Task requirements:
Identify the lines bearing the string "senatu" and gather them.
++++++++++++++++++++
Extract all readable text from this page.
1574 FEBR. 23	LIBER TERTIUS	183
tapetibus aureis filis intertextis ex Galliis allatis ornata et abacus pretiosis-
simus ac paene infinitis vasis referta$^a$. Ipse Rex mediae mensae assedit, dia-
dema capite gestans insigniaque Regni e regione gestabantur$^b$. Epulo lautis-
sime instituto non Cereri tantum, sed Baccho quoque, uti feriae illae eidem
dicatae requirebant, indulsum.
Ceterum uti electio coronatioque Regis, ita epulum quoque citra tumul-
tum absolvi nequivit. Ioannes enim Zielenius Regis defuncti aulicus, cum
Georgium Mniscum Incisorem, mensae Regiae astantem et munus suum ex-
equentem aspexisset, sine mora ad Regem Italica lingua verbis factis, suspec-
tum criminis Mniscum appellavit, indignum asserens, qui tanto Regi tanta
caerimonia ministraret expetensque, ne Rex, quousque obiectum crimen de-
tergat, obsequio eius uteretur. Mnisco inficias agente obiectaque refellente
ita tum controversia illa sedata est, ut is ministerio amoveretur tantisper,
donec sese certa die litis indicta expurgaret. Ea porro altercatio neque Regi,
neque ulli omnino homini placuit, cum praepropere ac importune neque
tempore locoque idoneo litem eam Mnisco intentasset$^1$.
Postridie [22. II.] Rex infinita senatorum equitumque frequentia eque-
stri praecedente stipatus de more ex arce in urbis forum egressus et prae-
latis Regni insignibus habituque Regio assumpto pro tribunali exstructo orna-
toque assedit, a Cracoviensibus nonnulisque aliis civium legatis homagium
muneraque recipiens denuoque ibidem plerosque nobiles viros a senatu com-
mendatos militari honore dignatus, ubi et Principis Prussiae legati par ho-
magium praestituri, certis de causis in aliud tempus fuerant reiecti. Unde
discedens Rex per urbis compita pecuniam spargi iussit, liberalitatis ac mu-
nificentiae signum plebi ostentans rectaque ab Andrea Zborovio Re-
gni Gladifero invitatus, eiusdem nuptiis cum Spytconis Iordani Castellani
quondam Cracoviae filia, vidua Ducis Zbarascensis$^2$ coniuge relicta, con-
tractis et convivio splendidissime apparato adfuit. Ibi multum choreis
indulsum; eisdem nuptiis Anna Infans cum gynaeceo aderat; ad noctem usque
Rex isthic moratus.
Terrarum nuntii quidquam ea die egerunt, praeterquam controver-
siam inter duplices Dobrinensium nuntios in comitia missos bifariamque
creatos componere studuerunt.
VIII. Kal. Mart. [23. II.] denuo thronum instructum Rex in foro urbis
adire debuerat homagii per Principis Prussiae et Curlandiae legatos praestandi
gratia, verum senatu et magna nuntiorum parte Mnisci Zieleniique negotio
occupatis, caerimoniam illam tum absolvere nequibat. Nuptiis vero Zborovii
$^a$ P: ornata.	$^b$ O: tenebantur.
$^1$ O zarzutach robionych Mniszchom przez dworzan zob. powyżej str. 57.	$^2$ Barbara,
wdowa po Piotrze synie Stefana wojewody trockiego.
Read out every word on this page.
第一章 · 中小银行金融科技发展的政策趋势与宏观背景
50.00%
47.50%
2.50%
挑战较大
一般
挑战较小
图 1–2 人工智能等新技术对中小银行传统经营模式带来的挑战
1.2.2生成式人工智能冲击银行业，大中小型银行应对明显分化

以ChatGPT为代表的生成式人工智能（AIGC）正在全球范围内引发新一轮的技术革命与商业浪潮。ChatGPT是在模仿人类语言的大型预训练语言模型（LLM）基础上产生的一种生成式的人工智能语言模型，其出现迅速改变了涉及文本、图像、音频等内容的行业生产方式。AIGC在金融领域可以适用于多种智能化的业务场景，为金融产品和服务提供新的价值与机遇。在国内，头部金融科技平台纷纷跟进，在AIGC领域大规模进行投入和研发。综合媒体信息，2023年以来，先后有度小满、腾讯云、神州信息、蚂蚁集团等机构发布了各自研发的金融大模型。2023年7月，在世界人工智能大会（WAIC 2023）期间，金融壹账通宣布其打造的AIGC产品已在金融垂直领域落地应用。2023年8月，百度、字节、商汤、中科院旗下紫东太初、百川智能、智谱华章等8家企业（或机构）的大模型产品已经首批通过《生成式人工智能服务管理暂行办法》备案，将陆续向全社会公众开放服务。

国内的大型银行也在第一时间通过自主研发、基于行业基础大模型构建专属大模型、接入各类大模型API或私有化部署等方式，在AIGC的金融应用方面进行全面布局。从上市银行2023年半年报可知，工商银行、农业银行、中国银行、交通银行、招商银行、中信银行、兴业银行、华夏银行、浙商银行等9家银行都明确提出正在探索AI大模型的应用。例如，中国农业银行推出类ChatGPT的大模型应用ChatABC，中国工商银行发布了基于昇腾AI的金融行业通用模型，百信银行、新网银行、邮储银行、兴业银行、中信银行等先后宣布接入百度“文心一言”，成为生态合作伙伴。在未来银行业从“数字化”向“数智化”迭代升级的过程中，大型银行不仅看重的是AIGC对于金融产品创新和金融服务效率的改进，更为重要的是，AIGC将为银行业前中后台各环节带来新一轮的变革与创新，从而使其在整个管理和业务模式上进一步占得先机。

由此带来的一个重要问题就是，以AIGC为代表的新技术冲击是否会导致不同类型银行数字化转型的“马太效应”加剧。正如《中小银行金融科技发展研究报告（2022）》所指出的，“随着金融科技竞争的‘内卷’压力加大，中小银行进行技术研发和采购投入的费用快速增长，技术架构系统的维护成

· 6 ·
++++++++++++++++++++
Final result:
muneraque recipiens denuoque ibidem plerosque nobiles viros a senatu com-
gratia, verum senatu et magna nuntiorum parte Mnisci Zieleniique negotio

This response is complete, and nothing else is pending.